● **WHAT THE EXERCISE ASKS**
From the entries provided below, copy each line that contains the word "Humidity".

● **RECORD SET**
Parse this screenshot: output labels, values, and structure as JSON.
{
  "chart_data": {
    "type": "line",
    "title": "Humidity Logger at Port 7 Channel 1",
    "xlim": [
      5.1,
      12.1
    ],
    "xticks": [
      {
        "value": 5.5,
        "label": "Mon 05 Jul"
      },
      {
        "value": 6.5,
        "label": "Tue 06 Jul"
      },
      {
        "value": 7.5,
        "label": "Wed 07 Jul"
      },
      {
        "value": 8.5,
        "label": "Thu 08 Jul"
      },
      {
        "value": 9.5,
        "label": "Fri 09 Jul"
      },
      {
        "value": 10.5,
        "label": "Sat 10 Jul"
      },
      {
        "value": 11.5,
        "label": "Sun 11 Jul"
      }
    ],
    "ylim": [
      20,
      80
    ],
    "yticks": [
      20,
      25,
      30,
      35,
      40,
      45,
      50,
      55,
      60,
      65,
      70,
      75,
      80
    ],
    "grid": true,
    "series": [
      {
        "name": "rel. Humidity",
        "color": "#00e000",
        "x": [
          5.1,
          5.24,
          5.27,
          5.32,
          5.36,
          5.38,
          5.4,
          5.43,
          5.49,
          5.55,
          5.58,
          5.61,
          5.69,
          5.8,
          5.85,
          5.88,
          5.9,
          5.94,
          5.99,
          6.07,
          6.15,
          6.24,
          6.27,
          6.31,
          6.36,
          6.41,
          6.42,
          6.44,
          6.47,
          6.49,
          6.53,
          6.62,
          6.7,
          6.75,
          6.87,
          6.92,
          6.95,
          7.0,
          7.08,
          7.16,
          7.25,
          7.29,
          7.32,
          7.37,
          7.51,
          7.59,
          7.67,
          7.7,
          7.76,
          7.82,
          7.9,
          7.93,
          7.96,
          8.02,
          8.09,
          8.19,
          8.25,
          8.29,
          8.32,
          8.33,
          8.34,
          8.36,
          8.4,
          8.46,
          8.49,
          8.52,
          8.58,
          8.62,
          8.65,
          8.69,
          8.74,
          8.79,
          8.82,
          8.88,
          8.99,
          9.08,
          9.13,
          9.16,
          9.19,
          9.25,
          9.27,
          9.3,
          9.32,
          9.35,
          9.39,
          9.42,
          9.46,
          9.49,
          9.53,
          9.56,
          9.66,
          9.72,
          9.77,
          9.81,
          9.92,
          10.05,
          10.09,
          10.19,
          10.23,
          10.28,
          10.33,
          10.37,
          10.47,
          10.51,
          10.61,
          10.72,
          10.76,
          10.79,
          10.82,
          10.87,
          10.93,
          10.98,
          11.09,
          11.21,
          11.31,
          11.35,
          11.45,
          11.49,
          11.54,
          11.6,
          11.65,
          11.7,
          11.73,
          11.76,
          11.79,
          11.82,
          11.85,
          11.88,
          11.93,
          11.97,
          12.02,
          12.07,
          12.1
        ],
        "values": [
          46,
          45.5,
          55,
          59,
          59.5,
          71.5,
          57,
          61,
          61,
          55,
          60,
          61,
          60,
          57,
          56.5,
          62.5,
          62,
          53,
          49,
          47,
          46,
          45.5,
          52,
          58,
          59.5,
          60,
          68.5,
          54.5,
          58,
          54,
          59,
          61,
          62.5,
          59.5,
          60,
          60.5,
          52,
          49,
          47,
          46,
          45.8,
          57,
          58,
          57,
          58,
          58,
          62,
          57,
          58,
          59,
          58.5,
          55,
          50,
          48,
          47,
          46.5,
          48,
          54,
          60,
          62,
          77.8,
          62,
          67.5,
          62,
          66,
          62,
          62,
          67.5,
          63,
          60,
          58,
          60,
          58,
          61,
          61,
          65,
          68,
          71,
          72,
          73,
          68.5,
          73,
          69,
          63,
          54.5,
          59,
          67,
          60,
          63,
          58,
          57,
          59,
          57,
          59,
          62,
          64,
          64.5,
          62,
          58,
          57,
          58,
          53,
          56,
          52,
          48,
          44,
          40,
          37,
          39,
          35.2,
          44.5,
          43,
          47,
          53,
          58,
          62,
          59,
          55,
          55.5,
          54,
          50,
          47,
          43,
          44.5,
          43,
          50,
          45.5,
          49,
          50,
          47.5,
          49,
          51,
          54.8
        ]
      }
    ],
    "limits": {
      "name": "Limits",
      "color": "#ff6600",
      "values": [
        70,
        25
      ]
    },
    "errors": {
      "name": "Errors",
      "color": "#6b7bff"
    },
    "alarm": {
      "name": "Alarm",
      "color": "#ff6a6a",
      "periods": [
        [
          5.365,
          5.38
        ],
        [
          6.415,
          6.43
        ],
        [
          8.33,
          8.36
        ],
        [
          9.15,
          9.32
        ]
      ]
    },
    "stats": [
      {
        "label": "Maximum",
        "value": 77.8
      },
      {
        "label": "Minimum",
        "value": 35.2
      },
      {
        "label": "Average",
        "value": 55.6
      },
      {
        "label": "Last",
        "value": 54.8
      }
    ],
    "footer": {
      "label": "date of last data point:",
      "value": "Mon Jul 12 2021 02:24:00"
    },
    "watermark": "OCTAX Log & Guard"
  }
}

● **WORKED SOLUTION**
    "title": "Humidity Logger at Port 7 Channel 1",
        "name": "rel. Humidity",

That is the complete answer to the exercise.